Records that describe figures
--- Start ---

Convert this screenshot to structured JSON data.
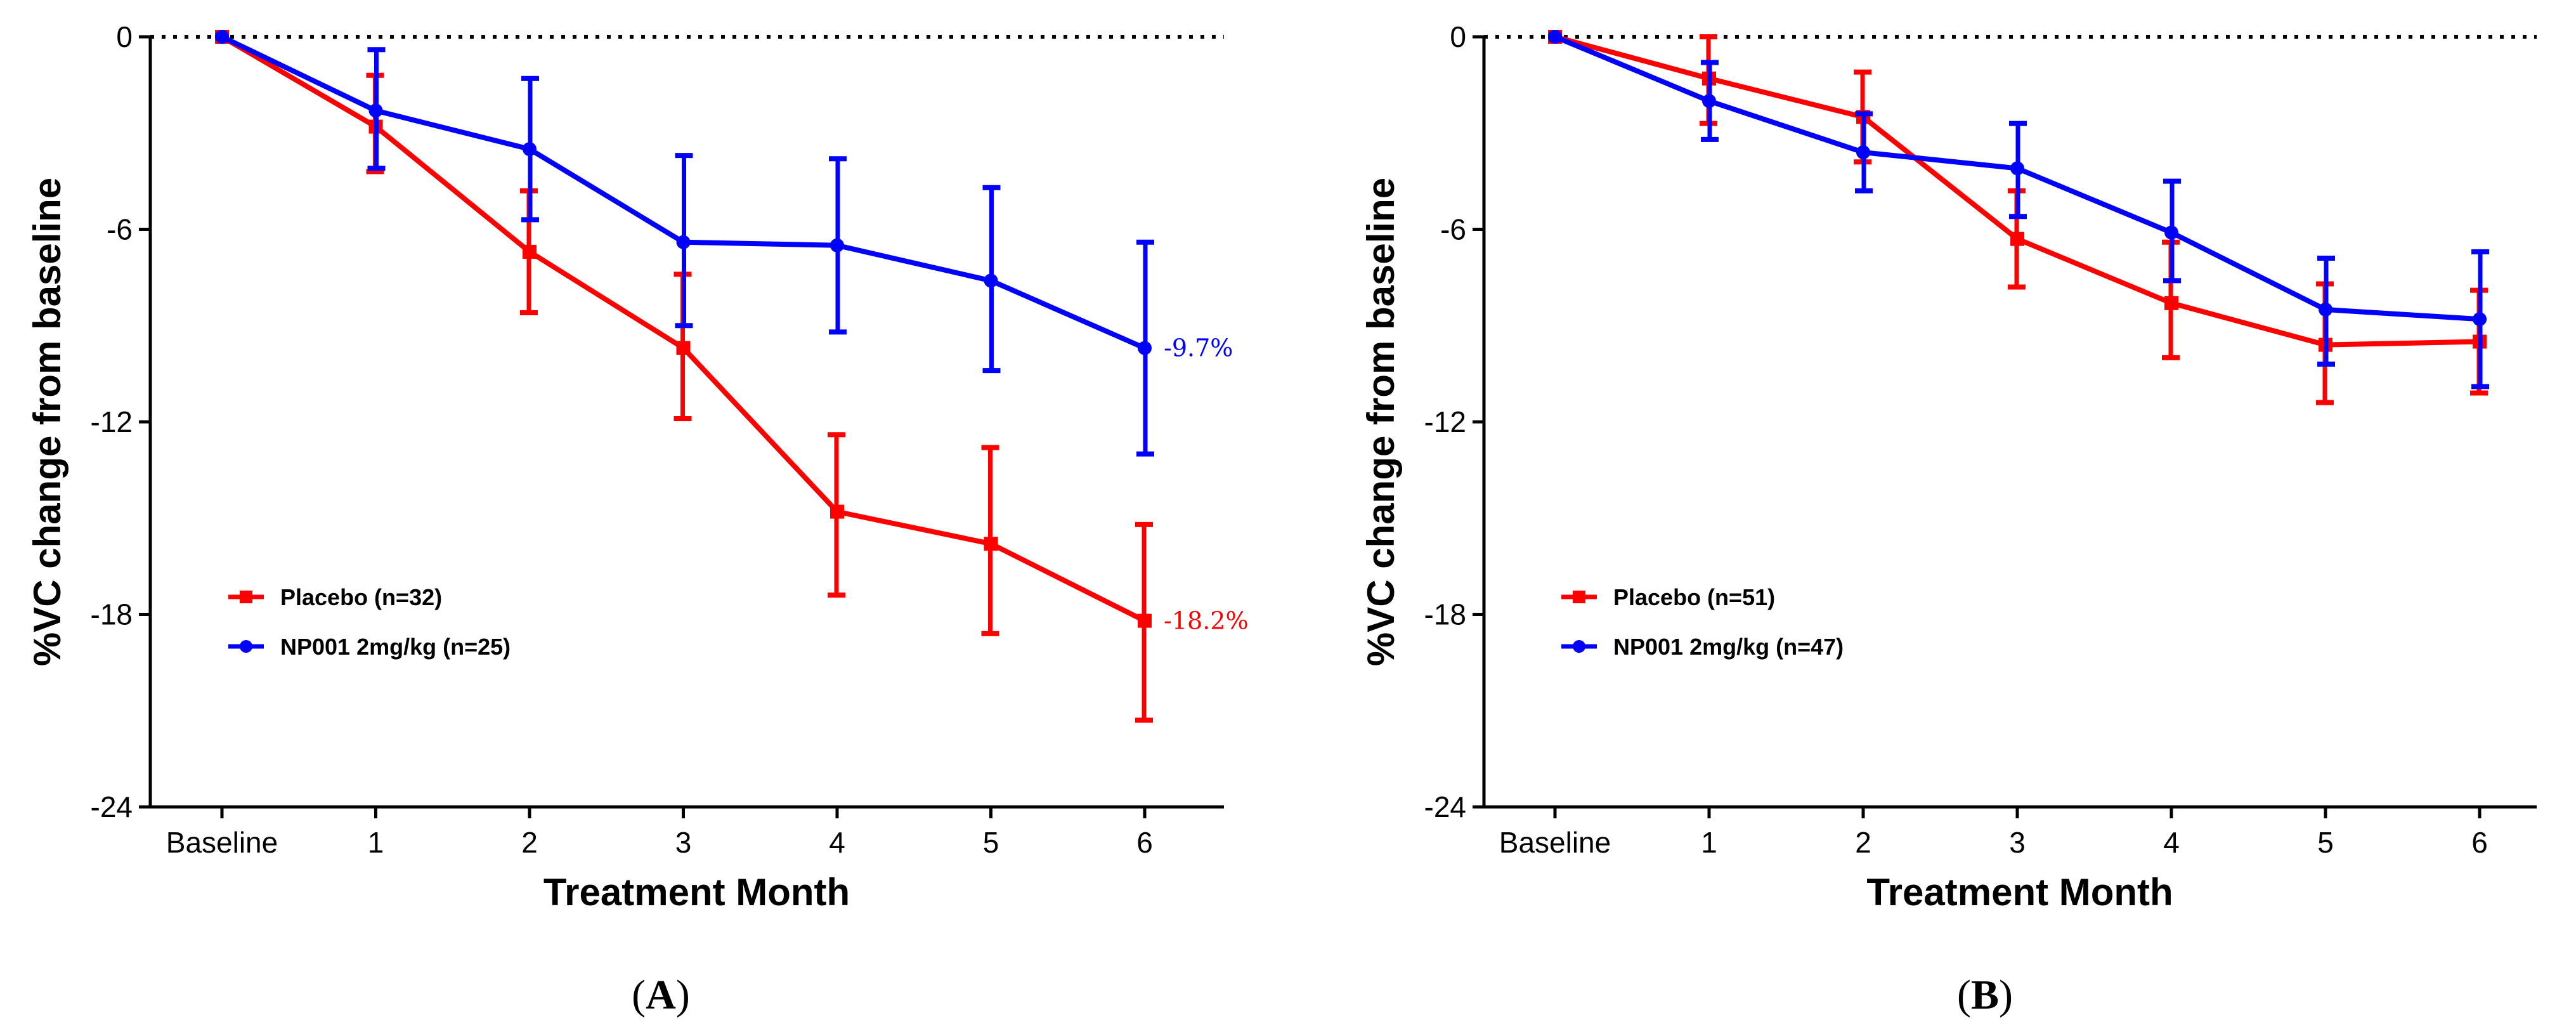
{
  "chart_data": [
    {
      "type": "line",
      "panel_label": "A",
      "xlabel": "Treatment Month",
      "ylabel": "%VC change from baseline",
      "categories": [
        "Baseline",
        "1",
        "2",
        "3",
        "4",
        "5",
        "6"
      ],
      "y_ticks": [
        0,
        -6,
        -12,
        -18,
        -24
      ],
      "y_tick_labels": [
        "0",
        "-6",
        "-12",
        "-18",
        "-24"
      ],
      "ylim": [
        -24,
        0
      ],
      "reference_line": 0,
      "legend_position": "lower-left",
      "series": [
        {
          "name": "Placebo (n=32)",
          "color": "#ff0000",
          "marker": "square",
          "values": [
            0,
            -2.8,
            -6.7,
            -9.7,
            -14.8,
            -15.8,
            -18.2
          ],
          "err_low": [
            0,
            -4.2,
            -8.6,
            -11.9,
            -17.4,
            -18.6,
            -21.3
          ],
          "err_high": [
            0,
            -1.2,
            -4.8,
            -7.4,
            -12.4,
            -12.8,
            -15.2
          ],
          "end_label": "-18.2%"
        },
        {
          "name": "NP001 2mg/kg (n=25)",
          "color": "#0000ff",
          "marker": "circle",
          "values": [
            0,
            -2.3,
            -3.5,
            -6.4,
            -6.5,
            -7.6,
            -9.7
          ],
          "err_low": [
            0,
            -4.1,
            -5.7,
            -9.0,
            -9.2,
            -10.4,
            -13.0
          ],
          "err_high": [
            0,
            -0.4,
            -1.3,
            -3.7,
            -3.8,
            -4.7,
            -6.4
          ],
          "end_label": "-9.7%"
        }
      ]
    },
    {
      "type": "line",
      "panel_label": "B",
      "xlabel": "Treatment Month",
      "ylabel": "%VC change from baseline",
      "categories": [
        "Baseline",
        "1",
        "2",
        "3",
        "4",
        "5",
        "6"
      ],
      "y_ticks": [
        0,
        -6,
        -12,
        -18,
        -24
      ],
      "y_tick_labels": [
        "0",
        "-6",
        "-12",
        "-18",
        "-24"
      ],
      "ylim": [
        -24,
        0
      ],
      "reference_line": 0,
      "legend_position": "lower-left",
      "series": [
        {
          "name": "Placebo (n=51)",
          "color": "#ff0000",
          "marker": "square",
          "values": [
            0,
            -1.3,
            -2.5,
            -6.3,
            -8.3,
            -9.6,
            -9.5
          ],
          "err_low": [
            0,
            -2.7,
            -3.9,
            -7.8,
            -10.0,
            -11.4,
            -11.1
          ],
          "err_high": [
            0,
            0.0,
            -1.1,
            -4.8,
            -6.4,
            -7.7,
            -7.9
          ],
          "end_label": ""
        },
        {
          "name": "NP001 2mg/kg (n=47)",
          "color": "#0000ff",
          "marker": "circle",
          "values": [
            0,
            -2.0,
            -3.6,
            -4.1,
            -6.1,
            -8.5,
            -8.8
          ],
          "err_low": [
            0,
            -3.2,
            -4.8,
            -5.6,
            -7.6,
            -10.2,
            -10.9
          ],
          "err_high": [
            0,
            -0.8,
            -2.4,
            -2.7,
            -4.5,
            -6.9,
            -6.7
          ],
          "end_label": ""
        }
      ]
    }
  ]
}
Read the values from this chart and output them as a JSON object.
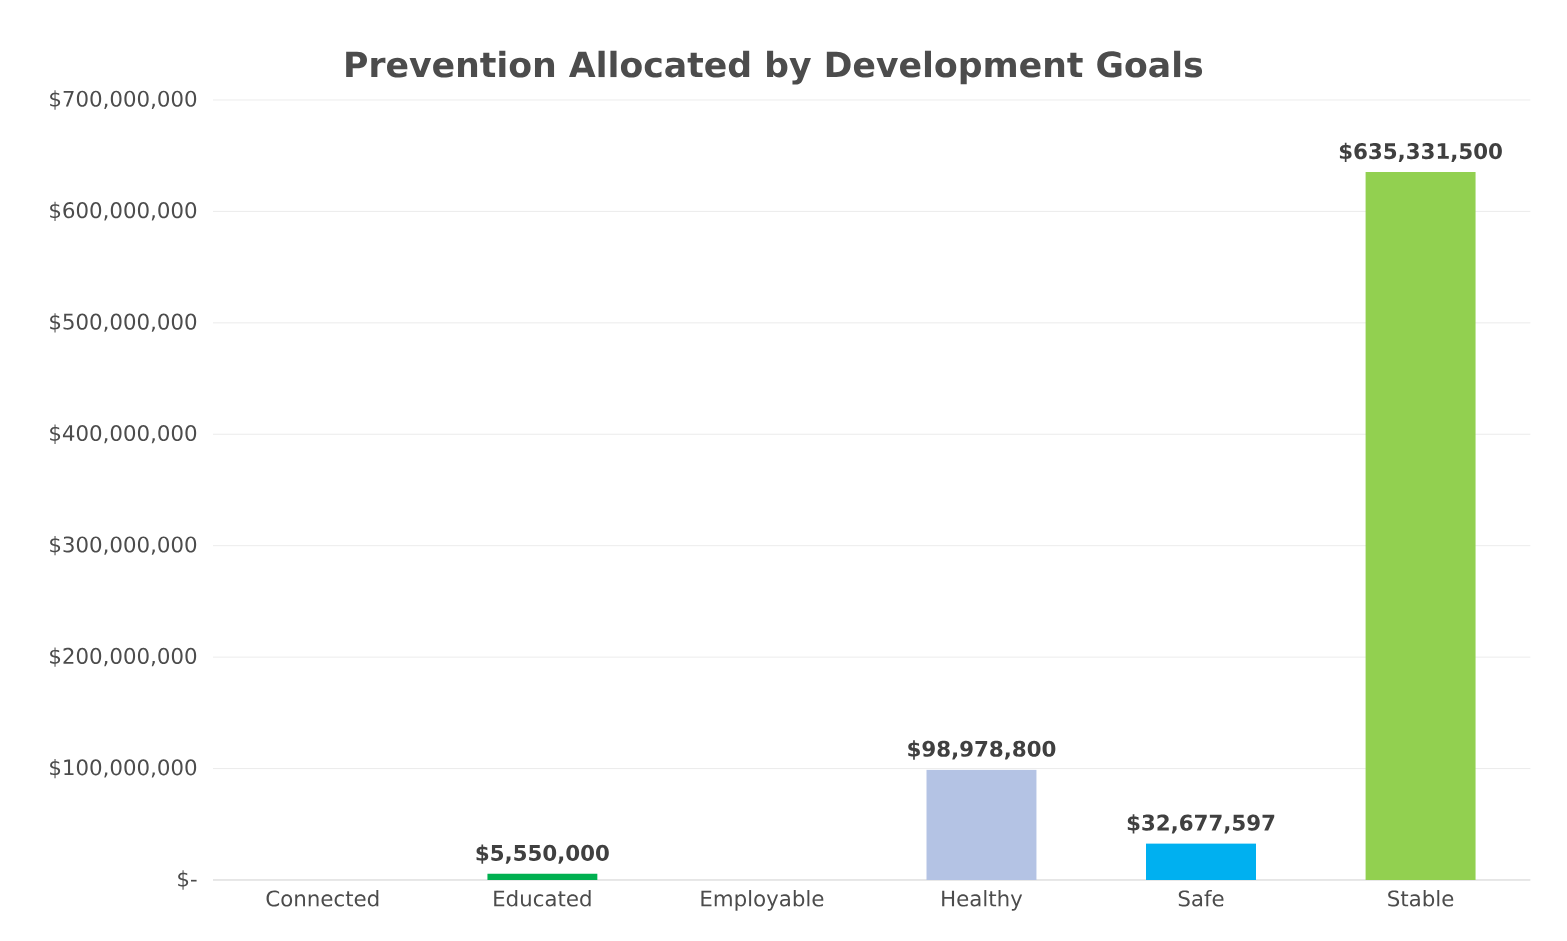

--- End ---

The exercise:
Copy each line in full and exactly, omitting any picture.

Worked solution:
Convert this screenshot to structured JSON data.
{
  "chart_data": [
    {
      "type": "line",
      "panel_label": "A",
      "xlabel": "Treatment Month",
      "ylabel": "%VC change from baseline",
      "categories": [
        "Baseline",
        "1",
        "2",
        "3",
        "4",
        "5",
        "6"
      ],
      "y_ticks": [
        0,
        -6,
        -12,
        -18,
        -24
      ],
      "y_tick_labels": [
        "0",
        "-6",
        "-12",
        "-18",
        "-24"
      ],
      "ylim": [
        -24,
        0
      ],
      "reference_line": 0,
      "legend_position": "lower-left",
      "series": [
        {
          "name": "Placebo (n=32)",
          "color": "#ff0000",
          "marker": "square",
          "values": [
            0,
            -2.8,
            -6.7,
            -9.7,
            -14.8,
            -15.8,
            -18.2
          ],
          "err_low": [
            0,
            -4.2,
            -8.6,
            -11.9,
            -17.4,
            -18.6,
            -21.3
          ],
          "err_high": [
            0,
            -1.2,
            -4.8,
            -7.4,
            -12.4,
            -12.8,
            -15.2
          ],
          "end_label": "-18.2%"
        },
        {
          "name": "NP001 2mg/kg (n=25)",
          "color": "#0000ff",
          "marker": "circle",
          "values": [
            0,
            -2.3,
            -3.5,
            -6.4,
            -6.5,
            -7.6,
            -9.7
          ],
          "err_low": [
            0,
            -4.1,
            -5.7,
            -9.0,
            -9.2,
            -10.4,
            -13.0
          ],
          "err_high": [
            0,
            -0.4,
            -1.3,
            -3.7,
            -3.8,
            -4.7,
            -6.4
          ],
          "end_label": "-9.7%"
        }
      ]
    },
    {
      "type": "line",
      "panel_label": "B",
      "xlabel": "Treatment Month",
      "ylabel": "%VC change from baseline",
      "categories": [
        "Baseline",
        "1",
        "2",
        "3",
        "4",
        "5",
        "6"
      ],
      "y_ticks": [
        0,
        -6,
        -12,
        -18,
        -24
      ],
      "y_tick_labels": [
        "0",
        "-6",
        "-12",
        "-18",
        "-24"
      ],
      "ylim": [
        -24,
        0
      ],
      "reference_line": 0,
      "legend_position": "lower-left",
      "series": [
        {
          "name": "Placebo (n=51)",
          "color": "#ff0000",
          "marker": "square",
          "values": [
            0,
            -1.3,
            -2.5,
            -6.3,
            -8.3,
            -9.6,
            -9.5
          ],
          "err_low": [
            0,
            -2.7,
            -3.9,
            -7.8,
            -10.0,
            -11.4,
            -11.1
          ],
          "err_high": [
            0,
            0.0,
            -1.1,
            -4.8,
            -6.4,
            -7.7,
            -7.9
          ],
          "end_label": ""
        },
        {
          "name": "NP001 2mg/kg (n=47)",
          "color": "#0000ff",
          "marker": "circle",
          "values": [
            0,
            -2.0,
            -3.6,
            -4.1,
            -6.1,
            -8.5,
            -8.8
          ],
          "err_low": [
            0,
            -3.2,
            -4.8,
            -5.6,
            -7.6,
            -10.2,
            -10.9
          ],
          "err_high": [
            0,
            -0.8,
            -2.4,
            -2.7,
            -4.5,
            -6.9,
            -6.7
          ],
          "end_label": ""
        }
      ]
    }
  ]
}
Read the values from this chart and output them as a JSON object.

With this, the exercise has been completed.